**Exercise aim:** Exactly reproduce each entry, leaving out nothing.

**Supplied records:**
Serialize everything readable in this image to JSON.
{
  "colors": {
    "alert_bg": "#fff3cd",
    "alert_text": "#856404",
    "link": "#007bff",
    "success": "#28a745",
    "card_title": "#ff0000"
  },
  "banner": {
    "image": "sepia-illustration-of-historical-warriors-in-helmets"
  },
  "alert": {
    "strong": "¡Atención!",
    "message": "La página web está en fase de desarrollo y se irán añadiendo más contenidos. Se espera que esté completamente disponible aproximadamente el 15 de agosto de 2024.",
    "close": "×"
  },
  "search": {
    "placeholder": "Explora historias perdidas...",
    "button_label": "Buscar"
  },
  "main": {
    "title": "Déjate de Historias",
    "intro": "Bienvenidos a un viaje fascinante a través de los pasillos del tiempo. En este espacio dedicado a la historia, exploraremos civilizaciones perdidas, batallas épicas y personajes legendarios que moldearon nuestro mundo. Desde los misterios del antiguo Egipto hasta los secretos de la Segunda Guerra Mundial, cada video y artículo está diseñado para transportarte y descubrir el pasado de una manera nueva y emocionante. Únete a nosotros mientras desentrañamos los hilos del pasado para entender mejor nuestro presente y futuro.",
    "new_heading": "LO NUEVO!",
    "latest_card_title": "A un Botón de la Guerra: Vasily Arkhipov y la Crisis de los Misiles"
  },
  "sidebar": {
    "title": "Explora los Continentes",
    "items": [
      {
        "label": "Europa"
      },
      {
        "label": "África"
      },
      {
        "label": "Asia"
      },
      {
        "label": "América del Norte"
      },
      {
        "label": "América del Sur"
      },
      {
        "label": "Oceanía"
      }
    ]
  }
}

**Result of the exercise:**
Serialize everything readable in this image to JSON.
{
  "colors": {
    "alert_bg": "#fff3cd",
    "alert_text": "#856404",
    "link": "#007bff",
    "success": "#28a745",
    "card_title": "#ff0000"
  },
  "banner": {
    "image": "sepia-illustration-of-historical-warriors-in-helmets"
  },
  "alert": {
    "strong": "¡Atención!",
    "message": "La página web está en fase de desarrollo y se irán añadiendo más contenidos. Se espera que esté completamente disponible aproximadamente el 15 de agosto de 2024.",
    "close": "×"
  },
  "search": {
    "placeholder": "Explora historias perdidas...",
    "button_label": "Buscar"
  },
  "main": {
    "title": "Déjate de Historias",
    "intro": "Bienvenidos a un viaje fascinante a través de los pasillos del tiempo. En este espacio dedicado a la historia, exploraremos civilizaciones perdidas, batallas épicas y personajes legendarios que moldearon nuestro mundo. Desde los misterios del antiguo Egipto hasta los secretos de la Segunda Guerra Mundial, cada video y artículo está diseñado para transportarte y descubrir el pasado de una manera nueva y emocionante. Únete a nosotros mientras desentrañamos los hilos del pasado para entender mejor nuestro presente y futuro.",
    "new_heading": "LO NUEVO!",
    "latest_card_title": "A un Botón de la Guerra: Vasily Arkhipov y la Crisis de los Misiles"
  },
  "sidebar": {
    "title": "Explora los Continentes",
    "items": [
      {
        "label": "Europa"
      },
      {
        "label": "África"
      },
      {
        "label": "Asia"
      },
      {
        "label": "América del Norte"
      },
      {
        "label": "América del Sur"
      },
      {
        "label": "Oceanía"
      }
    ]
  }
}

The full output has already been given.